▶ **GIVEN PROBLEM**:
Quote the whole listing word for word. Do not include the pictures.

▶ **GIVEN ENTRIES**:
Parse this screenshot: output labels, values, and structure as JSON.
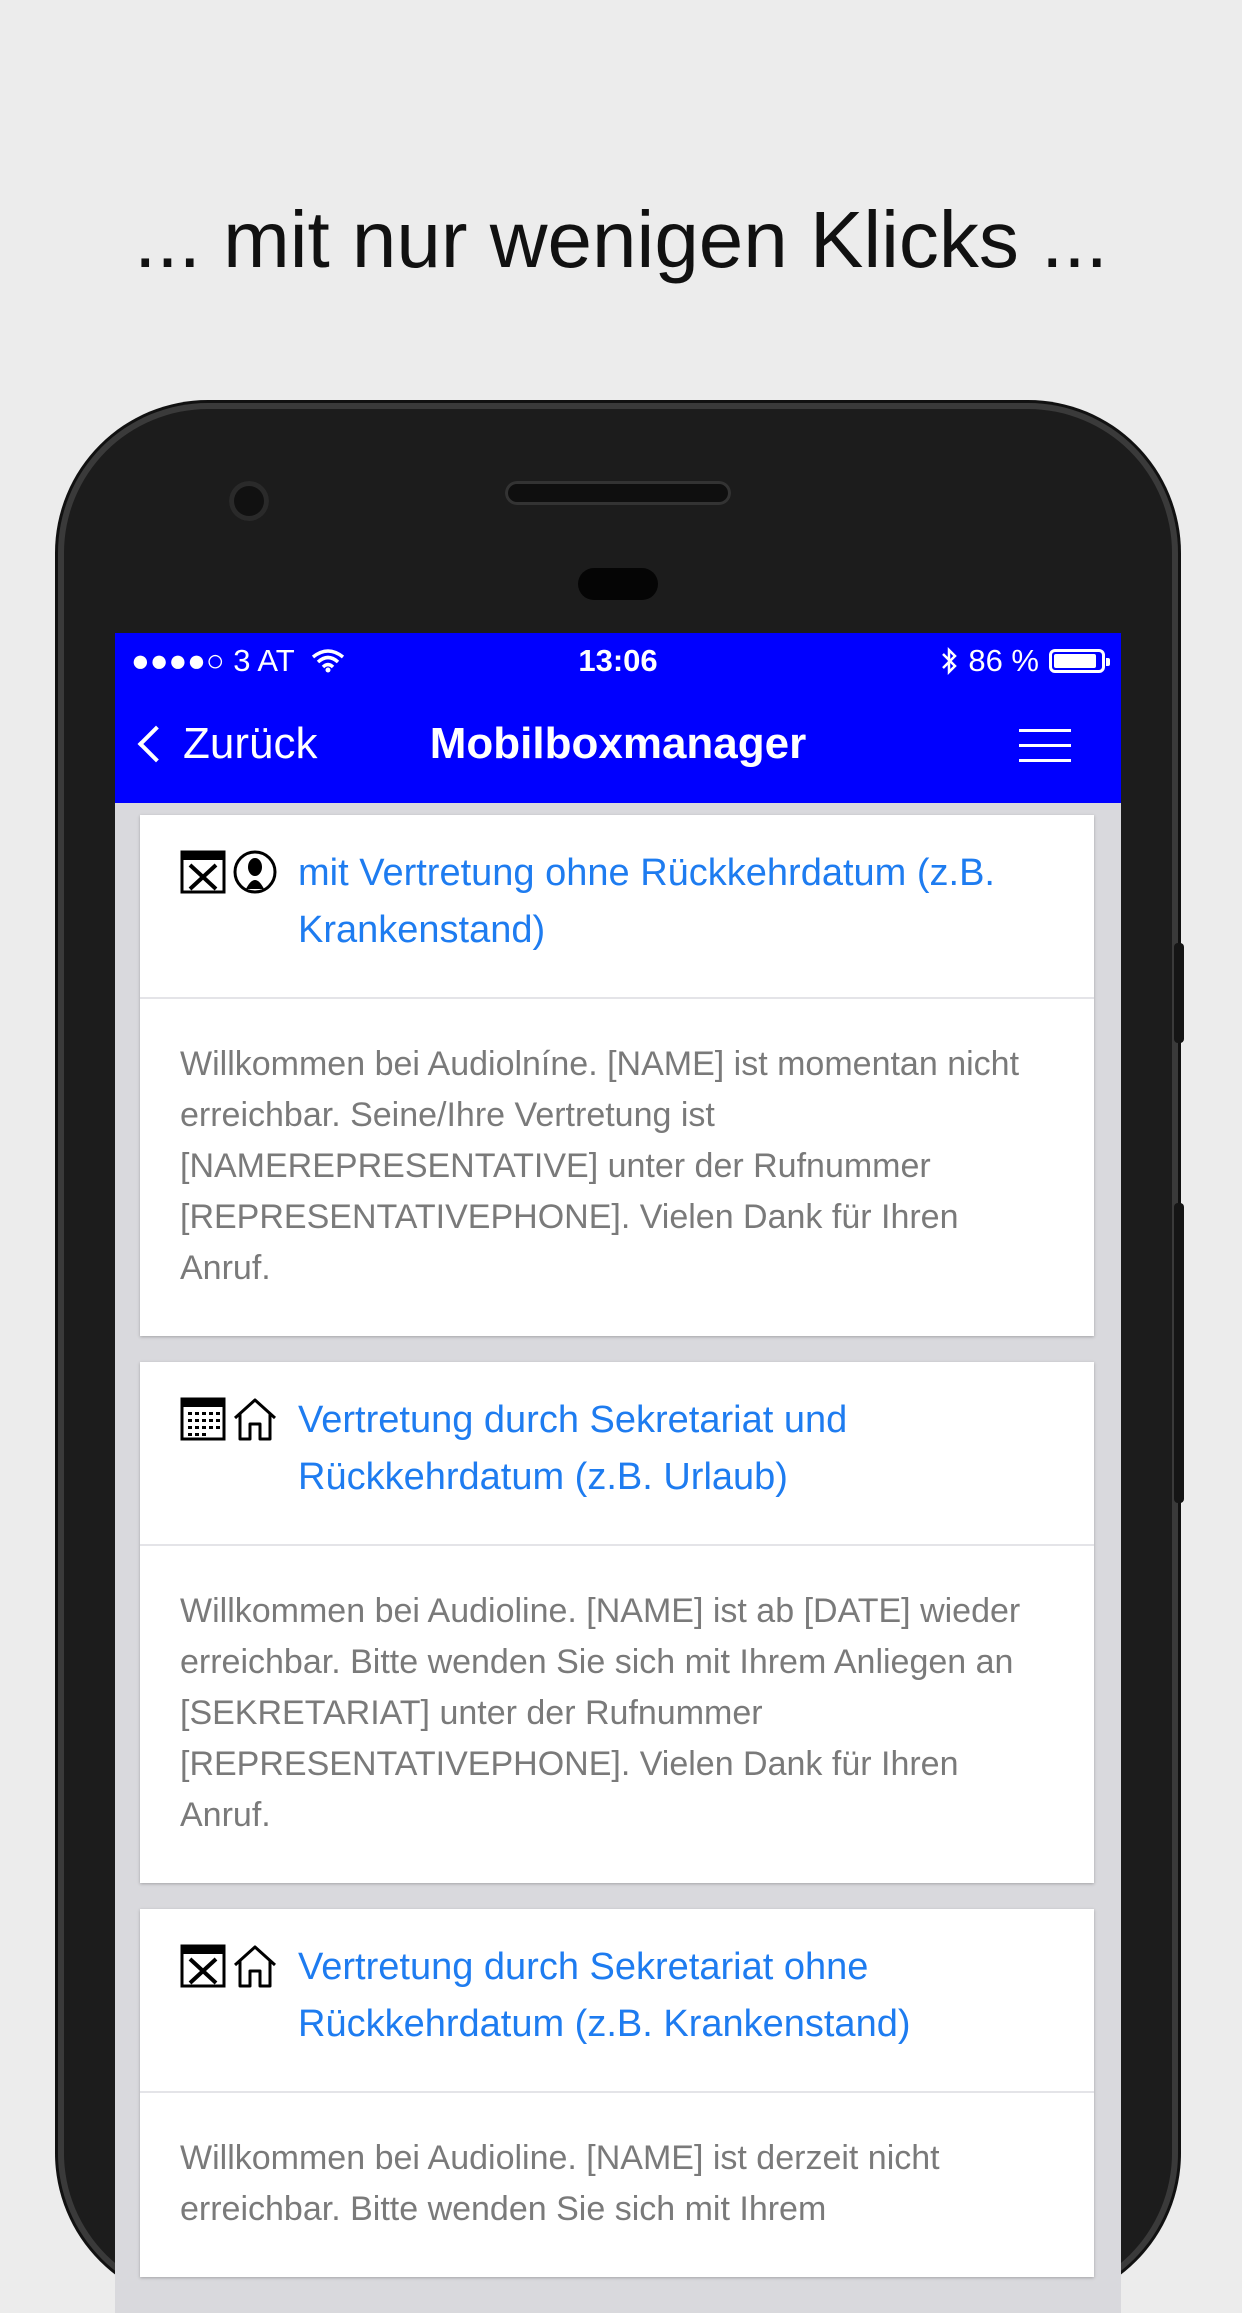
{
  "headline": "... mit nur wenigen Klicks ...",
  "status": {
    "carrier": "●●●●○ 3 AT",
    "time": "13:06",
    "battery": "86 %"
  },
  "nav": {
    "back_label": "Zurück",
    "title": "Mobilboxmanager"
  },
  "cards": [
    {
      "title": "mit Vertretung ohne Rückkehrdatum (z.B. Krankenstand)",
      "icons": [
        "no-calendar-icon",
        "person-icon"
      ],
      "text": "Willkommen bei Audiolníne. [NAME] ist momentan nicht erreichbar. Seine/Ihre Vertretung ist [NAMEREPRESENTATIVE] unter der Rufnummer [REPRESENTATIVEPHONE]. Vielen Dank für Ihren Anruf."
    },
    {
      "title": "Vertretung durch Sekretariat und Rückkehrdatum (z.B. Urlaub)",
      "icons": [
        "calendar-icon",
        "house-icon"
      ],
      "text": "Willkommen bei Audioline. [NAME] ist ab [DATE] wieder erreichbar. Bitte wenden Sie sich mit Ihrem Anliegen an [SEKRETARIAT] unter der Rufnummer [REPRESENTATIVEPHONE]. Vielen Dank für Ihren Anruf."
    },
    {
      "title": "Vertretung durch Sekretariat ohne Rückkehrdatum (z.B. Krankenstand)",
      "icons": [
        "no-calendar-icon",
        "house-icon"
      ],
      "text": "Willkommen bei Audioline. [NAME] ist derzeit nicht erreichbar. Bitte wenden Sie sich mit Ihrem"
    }
  ],
  "colors": {
    "nav_bar": "#0000ff",
    "link": "#1e7cf0",
    "body_text": "#7a7a7a",
    "background": "#ececec"
  }
}
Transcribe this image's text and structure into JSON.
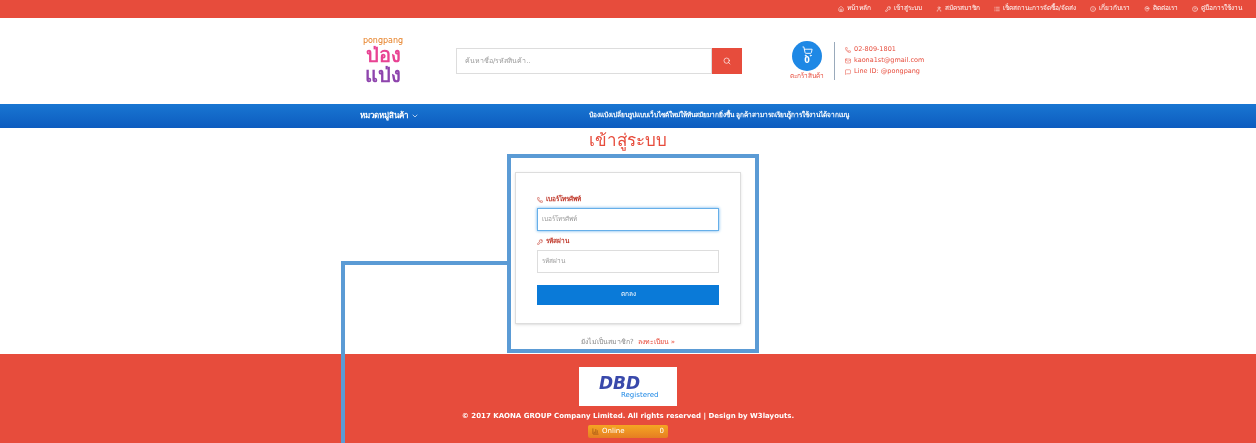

▶ **ANSWER TO THIS TASK**:
Parse this screenshot: output labels, values, and structure as JSON.
{
  "headline": "... mit nur wenigen Klicks ...",
  "status": {
    "carrier": "●●●●○ 3 AT",
    "time": "13:06",
    "battery": "86 %"
  },
  "nav": {
    "back_label": "Zurück",
    "title": "Mobilboxmanager"
  },
  "cards": [
    {
      "title": "mit Vertretung ohne Rückkehrdatum (z.B. Krankenstand)",
      "icons": [
        "no-calendar-icon",
        "person-icon"
      ],
      "text": "Willkommen bei Audiolníne. [NAME] ist momentan nicht erreichbar. Seine/Ihre Vertretung ist [NAMEREPRESENTATIVE] unter der Rufnummer [REPRESENTATIVEPHONE]. Vielen Dank für Ihren Anruf."
    },
    {
      "title": "Vertretung durch Sekretariat und Rückkehrdatum (z.B. Urlaub)",
      "icons": [
        "calendar-icon",
        "house-icon"
      ],
      "text": "Willkommen bei Audioline. [NAME] ist ab [DATE] wieder erreichbar. Bitte wenden Sie sich mit Ihrem Anliegen an [SEKRETARIAT] unter der Rufnummer [REPRESENTATIVEPHONE]. Vielen Dank für Ihren Anruf."
    },
    {
      "title": "Vertretung durch Sekretariat ohne Rückkehrdatum (z.B. Krankenstand)",
      "icons": [
        "no-calendar-icon",
        "house-icon"
      ],
      "text": "Willkommen bei Audioline. [NAME] ist derzeit nicht erreichbar. Bitte wenden Sie sich mit Ihrem"
    }
  ],
  "colors": {
    "nav_bar": "#0000ff",
    "link": "#1e7cf0",
    "body_text": "#7a7a7a",
    "background": "#ececec"
  }
}
Transcribe this image's text and structure into JSON.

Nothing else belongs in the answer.